»»

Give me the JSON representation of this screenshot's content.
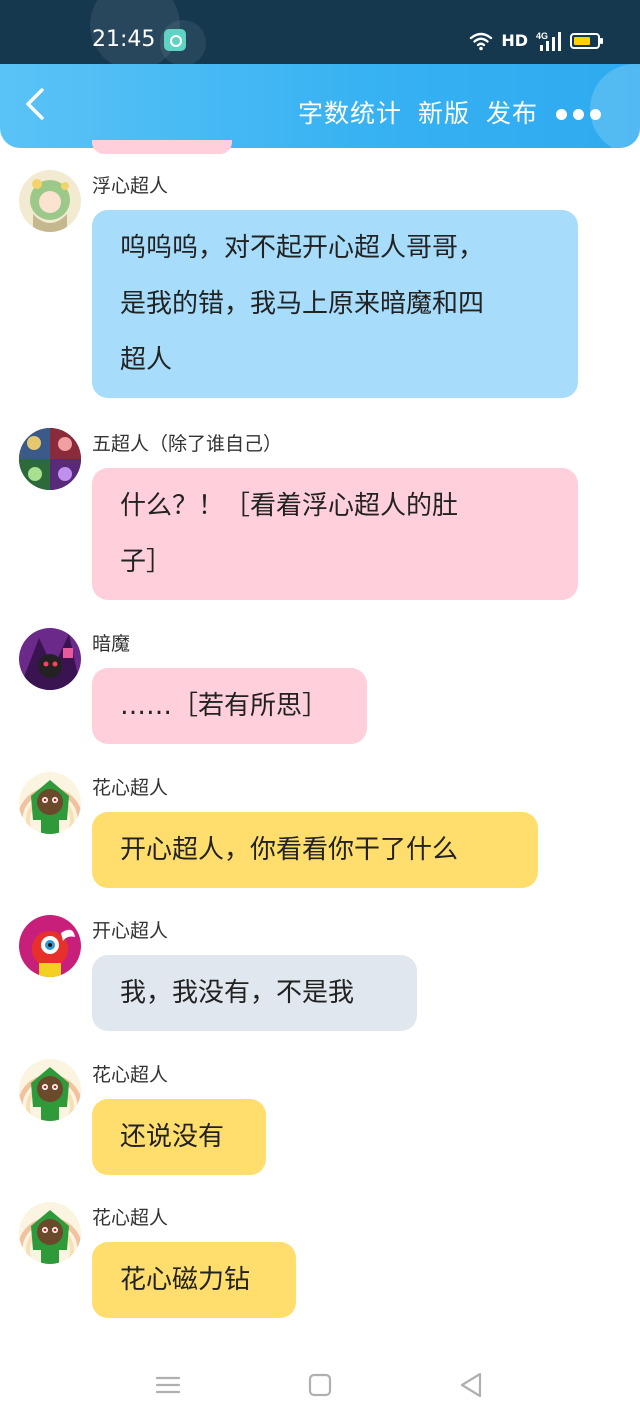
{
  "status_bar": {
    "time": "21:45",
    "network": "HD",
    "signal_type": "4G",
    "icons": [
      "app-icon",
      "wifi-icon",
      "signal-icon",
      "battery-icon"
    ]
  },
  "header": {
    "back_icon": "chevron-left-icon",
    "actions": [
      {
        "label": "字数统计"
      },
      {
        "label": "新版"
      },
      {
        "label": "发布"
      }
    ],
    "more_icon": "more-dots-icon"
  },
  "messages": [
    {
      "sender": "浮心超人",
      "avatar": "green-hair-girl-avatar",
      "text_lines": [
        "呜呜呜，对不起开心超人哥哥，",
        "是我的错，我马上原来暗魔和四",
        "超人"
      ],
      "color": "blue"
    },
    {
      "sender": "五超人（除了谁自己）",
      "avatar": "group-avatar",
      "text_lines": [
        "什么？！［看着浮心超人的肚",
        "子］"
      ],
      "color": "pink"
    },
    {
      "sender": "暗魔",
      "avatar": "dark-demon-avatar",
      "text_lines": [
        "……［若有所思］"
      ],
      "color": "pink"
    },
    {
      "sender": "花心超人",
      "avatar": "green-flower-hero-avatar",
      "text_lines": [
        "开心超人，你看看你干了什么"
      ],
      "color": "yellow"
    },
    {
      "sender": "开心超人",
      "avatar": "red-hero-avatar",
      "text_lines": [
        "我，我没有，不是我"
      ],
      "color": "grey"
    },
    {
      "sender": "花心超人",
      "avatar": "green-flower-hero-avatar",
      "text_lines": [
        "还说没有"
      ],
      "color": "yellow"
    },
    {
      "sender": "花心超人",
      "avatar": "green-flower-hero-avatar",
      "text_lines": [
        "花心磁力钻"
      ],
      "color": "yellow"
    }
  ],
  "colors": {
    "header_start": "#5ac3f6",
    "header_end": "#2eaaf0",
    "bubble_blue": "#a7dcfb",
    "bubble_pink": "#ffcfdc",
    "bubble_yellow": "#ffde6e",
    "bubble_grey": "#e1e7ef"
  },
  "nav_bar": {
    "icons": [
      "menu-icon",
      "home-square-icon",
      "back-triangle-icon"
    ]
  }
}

««
»»

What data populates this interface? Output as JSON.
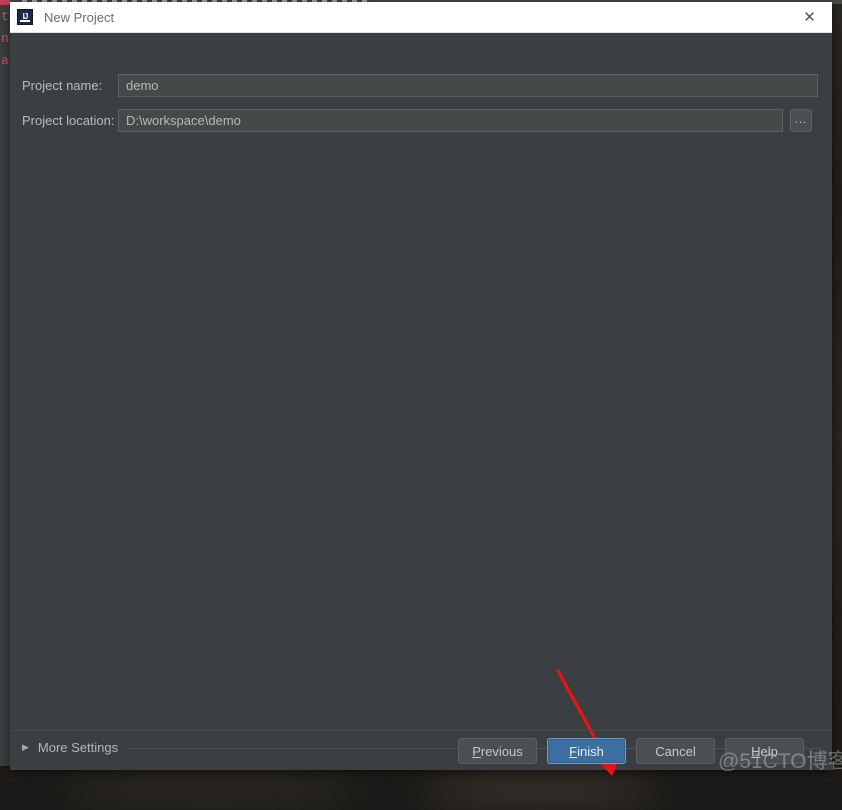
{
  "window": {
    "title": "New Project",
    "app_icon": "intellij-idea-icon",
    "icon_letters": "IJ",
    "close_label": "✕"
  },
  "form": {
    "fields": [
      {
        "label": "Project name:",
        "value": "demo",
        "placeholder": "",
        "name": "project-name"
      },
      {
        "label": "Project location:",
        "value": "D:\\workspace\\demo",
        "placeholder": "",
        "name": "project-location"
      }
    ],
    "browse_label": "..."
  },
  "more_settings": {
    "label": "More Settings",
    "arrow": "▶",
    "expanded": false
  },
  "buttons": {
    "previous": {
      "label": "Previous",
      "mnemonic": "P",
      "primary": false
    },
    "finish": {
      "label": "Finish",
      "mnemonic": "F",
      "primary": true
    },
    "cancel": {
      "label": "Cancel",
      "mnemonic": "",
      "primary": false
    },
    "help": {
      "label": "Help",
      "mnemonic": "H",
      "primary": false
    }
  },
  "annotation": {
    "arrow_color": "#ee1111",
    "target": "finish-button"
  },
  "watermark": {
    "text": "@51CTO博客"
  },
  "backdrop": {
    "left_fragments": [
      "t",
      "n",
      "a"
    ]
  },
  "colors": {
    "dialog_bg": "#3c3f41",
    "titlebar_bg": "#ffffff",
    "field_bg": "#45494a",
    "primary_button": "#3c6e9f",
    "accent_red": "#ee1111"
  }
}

««

■ REQUIREMENTS ■
Show each line of the listing that holds the string "JSON".

■ TASK OUTPUT ■
Give me the JSON representation of this screenshot's content.
What data populates this interface? Output as JSON.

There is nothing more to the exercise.